REQUIREMENTS:
Copy out every line exactly as given.

LISTED ENTRIES:
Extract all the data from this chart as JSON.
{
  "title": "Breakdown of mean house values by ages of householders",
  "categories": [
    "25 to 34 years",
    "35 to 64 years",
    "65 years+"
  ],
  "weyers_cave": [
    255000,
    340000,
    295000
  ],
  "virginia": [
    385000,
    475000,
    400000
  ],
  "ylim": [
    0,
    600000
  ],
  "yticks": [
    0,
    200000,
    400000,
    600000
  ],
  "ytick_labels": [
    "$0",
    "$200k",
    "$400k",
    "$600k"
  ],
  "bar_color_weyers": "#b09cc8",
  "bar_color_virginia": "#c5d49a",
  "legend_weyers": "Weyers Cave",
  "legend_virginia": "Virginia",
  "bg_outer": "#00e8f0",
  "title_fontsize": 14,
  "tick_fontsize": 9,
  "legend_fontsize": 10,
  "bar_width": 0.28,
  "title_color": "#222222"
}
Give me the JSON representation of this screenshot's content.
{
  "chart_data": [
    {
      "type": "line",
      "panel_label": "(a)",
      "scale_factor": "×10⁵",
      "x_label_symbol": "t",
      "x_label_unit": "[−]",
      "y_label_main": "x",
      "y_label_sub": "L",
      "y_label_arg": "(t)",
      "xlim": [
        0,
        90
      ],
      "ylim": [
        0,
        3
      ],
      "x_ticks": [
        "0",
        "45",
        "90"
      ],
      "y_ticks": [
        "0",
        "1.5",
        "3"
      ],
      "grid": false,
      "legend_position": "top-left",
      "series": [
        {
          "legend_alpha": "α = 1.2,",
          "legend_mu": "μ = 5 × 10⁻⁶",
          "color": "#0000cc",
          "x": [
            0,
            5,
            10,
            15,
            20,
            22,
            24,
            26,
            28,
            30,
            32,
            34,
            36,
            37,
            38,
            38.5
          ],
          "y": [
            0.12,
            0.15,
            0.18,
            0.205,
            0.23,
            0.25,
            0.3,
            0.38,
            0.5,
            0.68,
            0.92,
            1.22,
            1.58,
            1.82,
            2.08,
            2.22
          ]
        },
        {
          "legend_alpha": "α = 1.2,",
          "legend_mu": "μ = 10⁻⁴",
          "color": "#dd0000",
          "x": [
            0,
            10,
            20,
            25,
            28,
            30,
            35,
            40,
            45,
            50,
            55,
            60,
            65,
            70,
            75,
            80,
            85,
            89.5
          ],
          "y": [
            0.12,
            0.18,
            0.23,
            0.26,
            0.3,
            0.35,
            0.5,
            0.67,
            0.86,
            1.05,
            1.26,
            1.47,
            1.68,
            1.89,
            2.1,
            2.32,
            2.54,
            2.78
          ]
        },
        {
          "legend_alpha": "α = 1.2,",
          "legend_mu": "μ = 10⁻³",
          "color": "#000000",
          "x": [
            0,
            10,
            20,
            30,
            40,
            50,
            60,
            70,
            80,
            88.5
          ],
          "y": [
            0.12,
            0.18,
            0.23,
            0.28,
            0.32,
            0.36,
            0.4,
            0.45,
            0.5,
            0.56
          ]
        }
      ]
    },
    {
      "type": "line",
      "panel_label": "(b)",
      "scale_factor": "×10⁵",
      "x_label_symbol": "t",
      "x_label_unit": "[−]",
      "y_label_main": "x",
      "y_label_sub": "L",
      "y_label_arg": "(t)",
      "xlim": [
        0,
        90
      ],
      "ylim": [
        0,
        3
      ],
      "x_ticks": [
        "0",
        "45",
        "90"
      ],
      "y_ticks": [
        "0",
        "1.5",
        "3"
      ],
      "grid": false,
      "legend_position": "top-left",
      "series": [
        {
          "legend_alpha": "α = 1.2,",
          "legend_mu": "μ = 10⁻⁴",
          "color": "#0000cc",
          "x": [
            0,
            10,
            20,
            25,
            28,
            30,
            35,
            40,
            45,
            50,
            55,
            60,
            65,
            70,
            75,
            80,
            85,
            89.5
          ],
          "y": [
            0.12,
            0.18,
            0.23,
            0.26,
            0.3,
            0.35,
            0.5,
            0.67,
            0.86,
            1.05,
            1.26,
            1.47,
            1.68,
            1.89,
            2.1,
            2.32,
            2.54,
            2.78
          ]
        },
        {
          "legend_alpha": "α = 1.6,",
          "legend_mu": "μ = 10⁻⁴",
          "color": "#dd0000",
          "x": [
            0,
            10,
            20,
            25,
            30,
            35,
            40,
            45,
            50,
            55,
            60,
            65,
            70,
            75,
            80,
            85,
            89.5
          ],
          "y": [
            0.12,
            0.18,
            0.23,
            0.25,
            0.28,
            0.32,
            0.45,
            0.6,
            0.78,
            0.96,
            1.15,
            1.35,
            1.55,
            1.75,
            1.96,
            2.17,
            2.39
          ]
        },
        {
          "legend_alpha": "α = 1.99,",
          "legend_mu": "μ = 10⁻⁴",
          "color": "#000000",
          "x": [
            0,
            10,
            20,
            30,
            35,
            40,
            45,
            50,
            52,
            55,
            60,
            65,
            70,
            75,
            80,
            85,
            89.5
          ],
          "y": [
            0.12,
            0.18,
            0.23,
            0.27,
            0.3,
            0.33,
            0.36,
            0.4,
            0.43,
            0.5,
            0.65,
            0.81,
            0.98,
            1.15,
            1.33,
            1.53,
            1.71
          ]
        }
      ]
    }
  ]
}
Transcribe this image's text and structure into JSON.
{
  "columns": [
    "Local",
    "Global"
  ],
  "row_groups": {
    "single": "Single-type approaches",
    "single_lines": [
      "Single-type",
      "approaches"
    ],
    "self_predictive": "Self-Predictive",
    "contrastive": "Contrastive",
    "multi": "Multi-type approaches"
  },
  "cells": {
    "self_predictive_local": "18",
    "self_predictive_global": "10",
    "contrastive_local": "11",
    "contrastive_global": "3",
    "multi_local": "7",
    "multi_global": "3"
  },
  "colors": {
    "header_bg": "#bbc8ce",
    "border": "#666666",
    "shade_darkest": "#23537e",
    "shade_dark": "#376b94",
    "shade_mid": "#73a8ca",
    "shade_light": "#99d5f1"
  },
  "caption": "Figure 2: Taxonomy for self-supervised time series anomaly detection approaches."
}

SOLUTION FOR THIS EXERCISE:
Extract all the data from this chart as JSON.
{
  "title": "Breakdown of mean house values by ages of householders",
  "categories": [
    "25 to 34 years",
    "35 to 64 years",
    "65 years+"
  ],
  "weyers_cave": [
    255000,
    340000,
    295000
  ],
  "virginia": [
    385000,
    475000,
    400000
  ],
  "ylim": [
    0,
    600000
  ],
  "yticks": [
    0,
    200000,
    400000,
    600000
  ],
  "ytick_labels": [
    "$0",
    "$200k",
    "$400k",
    "$600k"
  ],
  "bar_color_weyers": "#b09cc8",
  "bar_color_virginia": "#c5d49a",
  "legend_weyers": "Weyers Cave",
  "legend_virginia": "Virginia",
  "bg_outer": "#00e8f0",
  "title_fontsize": 14,
  "tick_fontsize": 9,
  "legend_fontsize": 10,
  "bar_width": 0.28,
  "title_color": "#222222"
}
Give me the JSON representation of this screenshot's content.
{
  "chart_data": [
    {
      "type": "line",
      "panel_label": "(a)",
      "scale_factor": "×10⁵",
      "x_label_symbol": "t",
      "x_label_unit": "[−]",
      "y_label_main": "x",
      "y_label_sub": "L",
      "y_label_arg": "(t)",
      "xlim": [
        0,
        90
      ],
      "ylim": [
        0,
        3
      ],
      "x_ticks": [
        "0",
        "45",
        "90"
      ],
      "y_ticks": [
        "0",
        "1.5",
        "3"
      ],
      "grid": false,
      "legend_position": "top-left",
      "series": [
        {
          "legend_alpha": "α = 1.2,",
          "legend_mu": "μ = 5 × 10⁻⁶",
          "color": "#0000cc",
          "x": [
            0,
            5,
            10,
            15,
            20,
            22,
            24,
            26,
            28,
            30,
            32,
            34,
            36,
            37,
            38,
            38.5
          ],
          "y": [
            0.12,
            0.15,
            0.18,
            0.205,
            0.23,
            0.25,
            0.3,
            0.38,
            0.5,
            0.68,
            0.92,
            1.22,
            1.58,
            1.82,
            2.08,
            2.22
          ]
        },
        {
          "legend_alpha": "α = 1.2,",
          "legend_mu": "μ = 10⁻⁴",
          "color": "#dd0000",
          "x": [
            0,
            10,
            20,
            25,
            28,
            30,
            35,
            40,
            45,
            50,
            55,
            60,
            65,
            70,
            75,
            80,
            85,
            89.5
          ],
          "y": [
            0.12,
            0.18,
            0.23,
            0.26,
            0.3,
            0.35,
            0.5,
            0.67,
            0.86,
            1.05,
            1.26,
            1.47,
            1.68,
            1.89,
            2.1,
            2.32,
            2.54,
            2.78
          ]
        },
        {
          "legend_alpha": "α = 1.2,",
          "legend_mu": "μ = 10⁻³",
          "color": "#000000",
          "x": [
            0,
            10,
            20,
            30,
            40,
            50,
            60,
            70,
            80,
            88.5
          ],
          "y": [
            0.12,
            0.18,
            0.23,
            0.28,
            0.32,
            0.36,
            0.4,
            0.45,
            0.5,
            0.56
          ]
        }
      ]
    },
    {
      "type": "line",
      "panel_label": "(b)",
      "scale_factor": "×10⁵",
      "x_label_symbol": "t",
      "x_label_unit": "[−]",
      "y_label_main": "x",
      "y_label_sub": "L",
      "y_label_arg": "(t)",
      "xlim": [
        0,
        90
      ],
      "ylim": [
        0,
        3
      ],
      "x_ticks": [
        "0",
        "45",
        "90"
      ],
      "y_ticks": [
        "0",
        "1.5",
        "3"
      ],
      "grid": false,
      "legend_position": "top-left",
      "series": [
        {
          "legend_alpha": "α = 1.2,",
          "legend_mu": "μ = 10⁻⁴",
          "color": "#0000cc",
          "x": [
            0,
            10,
            20,
            25,
            28,
            30,
            35,
            40,
            45,
            50,
            55,
            60,
            65,
            70,
            75,
            80,
            85,
            89.5
          ],
          "y": [
            0.12,
            0.18,
            0.23,
            0.26,
            0.3,
            0.35,
            0.5,
            0.67,
            0.86,
            1.05,
            1.26,
            1.47,
            1.68,
            1.89,
            2.1,
            2.32,
            2.54,
            2.78
          ]
        },
        {
          "legend_alpha": "α = 1.6,",
          "legend_mu": "μ = 10⁻⁴",
          "color": "#dd0000",
          "x": [
            0,
            10,
            20,
            25,
            30,
            35,
            40,
            45,
            50,
            55,
            60,
            65,
            70,
            75,
            80,
            85,
            89.5
          ],
          "y": [
            0.12,
            0.18,
            0.23,
            0.25,
            0.28,
            0.32,
            0.45,
            0.6,
            0.78,
            0.96,
            1.15,
            1.35,
            1.55,
            1.75,
            1.96,
            2.17,
            2.39
          ]
        },
        {
          "legend_alpha": "α = 1.99,",
          "legend_mu": "μ = 10⁻⁴",
          "color": "#000000",
          "x": [
            0,
            10,
            20,
            30,
            35,
            40,
            45,
            50,
            52,
            55,
            60,
            65,
            70,
            75,
            80,
            85,
            89.5
          ],
          "y": [
            0.12,
            0.18,
            0.23,
            0.27,
            0.3,
            0.33,
            0.36,
            0.4,
            0.43,
            0.5,
            0.65,
            0.81,
            0.98,
            1.15,
            1.33,
            1.53,
            1.71
          ]
        }
      ]
    }
  ]
}
Transcribe this image's text and structure into JSON.
{
  "columns": [
    "Local",
    "Global"
  ],
  "row_groups": {
    "single": "Single-type approaches",
    "single_lines": [
      "Single-type",
      "approaches"
    ],
    "self_predictive": "Self-Predictive",
    "contrastive": "Contrastive",
    "multi": "Multi-type approaches"
  },
  "cells": {
    "self_predictive_local": "18",
    "self_predictive_global": "10",
    "contrastive_local": "11",
    "contrastive_global": "3",
    "multi_local": "7",
    "multi_global": "3"
  },
  "colors": {
    "header_bg": "#bbc8ce",
    "border": "#666666",
    "shade_darkest": "#23537e",
    "shade_dark": "#376b94",
    "shade_mid": "#73a8ca",
    "shade_light": "#99d5f1"
  },
  "caption": "Figure 2: Taxonomy for self-supervised time series anomaly detection approaches."
}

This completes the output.